TASK GOAL:
Set down every entry again word for word, please, but skip the pictures.

## BEGIN DATASET CONTENT

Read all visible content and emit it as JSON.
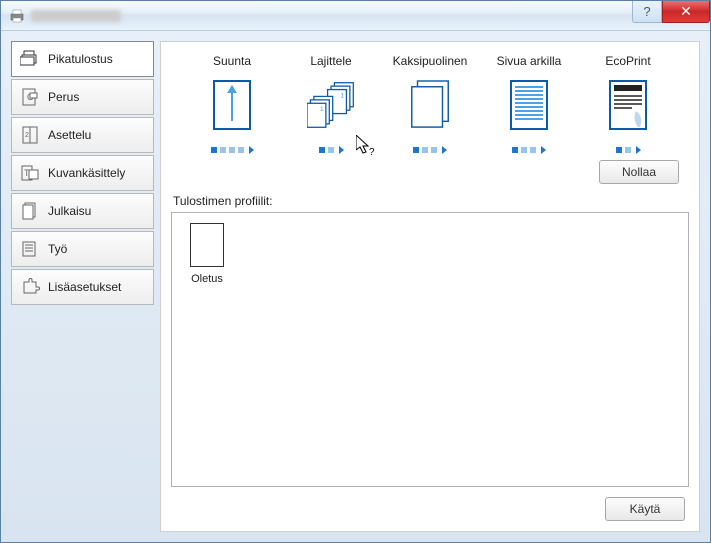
{
  "titlebar": {
    "help_char": "?",
    "close_char": "✕"
  },
  "sidebar": {
    "items": [
      {
        "label": "Pikatulostus",
        "icon": "printer-stack"
      },
      {
        "label": "Perus",
        "icon": "page-c"
      },
      {
        "label": "Asettelu",
        "icon": "layout"
      },
      {
        "label": "Kuvankäsittely",
        "icon": "image-t"
      },
      {
        "label": "Julkaisu",
        "icon": "pages"
      },
      {
        "label": "Työ",
        "icon": "job"
      },
      {
        "label": "Lisäasetukset",
        "icon": "puzzle"
      }
    ]
  },
  "options": [
    {
      "label": "Suunta",
      "dots": 4,
      "active": 0
    },
    {
      "label": "Lajittele",
      "dots": 2,
      "active": 0
    },
    {
      "label": "Kaksipuolinen",
      "dots": 3,
      "active": 0
    },
    {
      "label": "Sivua arkilla",
      "dots": 3,
      "active": 0
    },
    {
      "label": "EcoPrint",
      "dots": 2,
      "active": 0
    }
  ],
  "buttons": {
    "reset": "Nollaa",
    "apply": "Käytä"
  },
  "profiles": {
    "label": "Tulostimen profiilit:",
    "items": [
      {
        "name": "Oletus"
      }
    ]
  }
}
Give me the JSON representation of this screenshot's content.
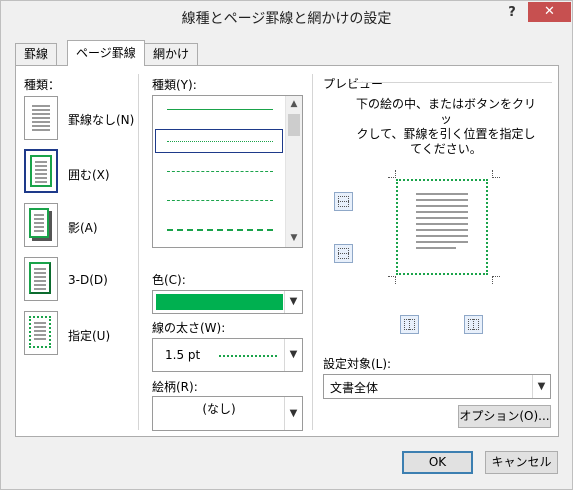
{
  "window": {
    "title": "線種とページ罫線と網かけの設定",
    "help_label": "?",
    "close_label": "✕"
  },
  "tabs": [
    {
      "label": "罫線",
      "active": false
    },
    {
      "label": "ページ罫線",
      "active": true
    },
    {
      "label": "網かけ",
      "active": false
    }
  ],
  "settings": {
    "label": "種類：",
    "items": [
      {
        "label": "罫線なし(N)",
        "selected": false
      },
      {
        "label": "囲む(X)",
        "selected": true
      },
      {
        "label": "影(A)",
        "selected": false
      },
      {
        "label": "3-D(D)",
        "selected": false
      },
      {
        "label": "指定(U)",
        "selected": false
      }
    ]
  },
  "style": {
    "label": "種類(Y):",
    "selected_index": 1,
    "color_label": "色(C):",
    "color_value": "#00b050",
    "width_label": "線の太さ(W):",
    "width_value": "1.5 pt",
    "art_label": "絵柄(R):",
    "art_value": "(なし)",
    "scroll_up": "▲",
    "scroll_down": "▼",
    "dropdown": "▼"
  },
  "preview": {
    "label": "プレビュー",
    "instructions": [
      "下の絵の中、またはボタンをクリッ",
      "クして、罫線を引く位置を指定し",
      "てください。"
    ],
    "apply_label": "設定対象(L):",
    "apply_value": "文書全体",
    "options_label": "オプション(O)..."
  },
  "footer": {
    "ok_label": "OK",
    "cancel_label": "キャンセル"
  },
  "colors": {
    "line_color": "#00b050",
    "selection": "#1e3a8a"
  }
}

## END DATASET CONTENT

SOLUTION TO THIS PROBLEM:
Read all visible content and emit it as JSON.
{
  "titlebar": {
    "help_char": "?",
    "close_char": "✕"
  },
  "sidebar": {
    "items": [
      {
        "label": "Pikatulostus",
        "icon": "printer-stack"
      },
      {
        "label": "Perus",
        "icon": "page-c"
      },
      {
        "label": "Asettelu",
        "icon": "layout"
      },
      {
        "label": "Kuvankäsittely",
        "icon": "image-t"
      },
      {
        "label": "Julkaisu",
        "icon": "pages"
      },
      {
        "label": "Työ",
        "icon": "job"
      },
      {
        "label": "Lisäasetukset",
        "icon": "puzzle"
      }
    ]
  },
  "options": [
    {
      "label": "Suunta",
      "dots": 4,
      "active": 0
    },
    {
      "label": "Lajittele",
      "dots": 2,
      "active": 0
    },
    {
      "label": "Kaksipuolinen",
      "dots": 3,
      "active": 0
    },
    {
      "label": "Sivua arkilla",
      "dots": 3,
      "active": 0
    },
    {
      "label": "EcoPrint",
      "dots": 2,
      "active": 0
    }
  ],
  "buttons": {
    "reset": "Nollaa",
    "apply": "Käytä"
  },
  "profiles": {
    "label": "Tulostimen profiilit:",
    "items": [
      {
        "name": "Oletus"
      }
    ]
  }
}
Give me the JSON representation of this screenshot's content.
{
  "window": {
    "title": "線種とページ罫線と網かけの設定",
    "help_label": "?",
    "close_label": "✕"
  },
  "tabs": [
    {
      "label": "罫線",
      "active": false
    },
    {
      "label": "ページ罫線",
      "active": true
    },
    {
      "label": "網かけ",
      "active": false
    }
  ],
  "settings": {
    "label": "種類：",
    "items": [
      {
        "label": "罫線なし(N)",
        "selected": false
      },
      {
        "label": "囲む(X)",
        "selected": true
      },
      {
        "label": "影(A)",
        "selected": false
      },
      {
        "label": "3-D(D)",
        "selected": false
      },
      {
        "label": "指定(U)",
        "selected": false
      }
    ]
  },
  "style": {
    "label": "種類(Y):",
    "selected_index": 1,
    "color_label": "色(C):",
    "color_value": "#00b050",
    "width_label": "線の太さ(W):",
    "width_value": "1.5 pt",
    "art_label": "絵柄(R):",
    "art_value": "(なし)",
    "scroll_up": "▲",
    "scroll_down": "▼",
    "dropdown": "▼"
  },
  "preview": {
    "label": "プレビュー",
    "instructions": [
      "下の絵の中、またはボタンをクリッ",
      "クして、罫線を引く位置を指定し",
      "てください。"
    ],
    "apply_label": "設定対象(L):",
    "apply_value": "文書全体",
    "options_label": "オプション(O)..."
  },
  "footer": {
    "ok_label": "OK",
    "cancel_label": "キャンセル"
  },
  "colors": {
    "line_color": "#00b050",
    "selection": "#1e3a8a"
  }
}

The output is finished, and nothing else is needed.